(Stored data entries)
Start

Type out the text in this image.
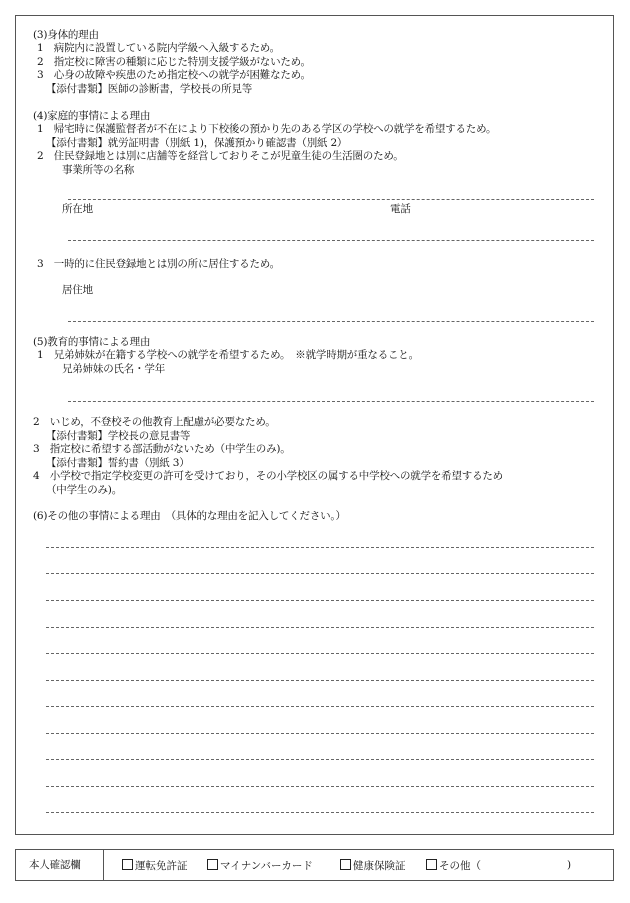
(3)身体的理由
1　病院内に設置している院内学級へ入級するため。
2　指定校に障害の種類に応じた特別支援学級がないため。
3　心身の故障や疾患のため指定校への就学が困難なため。
【添付書類】医師の診断書，学校長の所見等
(4)家庭的事情による理由
1　帰宅時に保護監督者が不在により下校後の預かり先のある学区の学校への就学を希望するため。
【添付書類】就労証明書（別紙 1)，保護預かり確認書（別紙 2）
2　住民登録地とは別に店舗等を経営しておりそこが児童生徒の生活圏のため。
事業所等の名称
所在地	電話
3　一時的に住民登録地とは別の所に居住するため。
居住地
(5)教育的事情による理由
1　兄弟姉妹が在籍する学校への就学を希望するため。　※就学時期が重なること。
兄弟姉妹の氏名・学年
2　いじめ，不登校その他教育上配慮が必要なため。
【添付書類】学校長の意見書等
3　指定校に希望する部活動がないため（中学生のみ)。
【添付書類】誓約書（別紙 3）
4　小学校で指定学校変更の許可を受けており，その小学校区の属する中学校への就学を希望するため
（中学生のみ)。
(6)その他の事情による理由　（具体的な理由を記入してください。）
本人確認欄	運転免許証	マイナンバーカード	健康保険証	その他（	)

End

> **Exercise aim**: Output, exactly, all the records above; include no pictures.

> **Task answer**:
Type out the text in this image.
(3)身体的理由
1　病院内に設置している院内学級へ入級するため。
2　指定校に障害の種類に応じた特別支援学級がないため。
3　心身の故障や疾患のため指定校への就学が困難なため。
【添付書類】医師の診断書，学校長の所見等
(4)家庭的事情による理由
1　帰宅時に保護監督者が不在により下校後の預かり先のある学区の学校への就学を希望するため。
【添付書類】就労証明書（別紙 1)，保護預かり確認書（別紙 2）
2　住民登録地とは別に店舗等を経営しておりそこが児童生徒の生活圏のため。
事業所等の名称
所在地	電話
3　一時的に住民登録地とは別の所に居住するため。
居住地
(5)教育的事情による理由
1　兄弟姉妹が在籍する学校への就学を希望するため。　※就学時期が重なること。
兄弟姉妹の氏名・学年
2　いじめ，不登校その他教育上配慮が必要なため。
【添付書類】学校長の意見書等
3　指定校に希望する部活動がないため（中学生のみ)。
【添付書類】誓約書（別紙 3）
4　小学校で指定学校変更の許可を受けており，その小学校区の属する中学校への就学を希望するため
（中学生のみ)。
(6)その他の事情による理由　（具体的な理由を記入してください。）
本人確認欄	運転免許証	マイナンバーカード	健康保険証	その他（	)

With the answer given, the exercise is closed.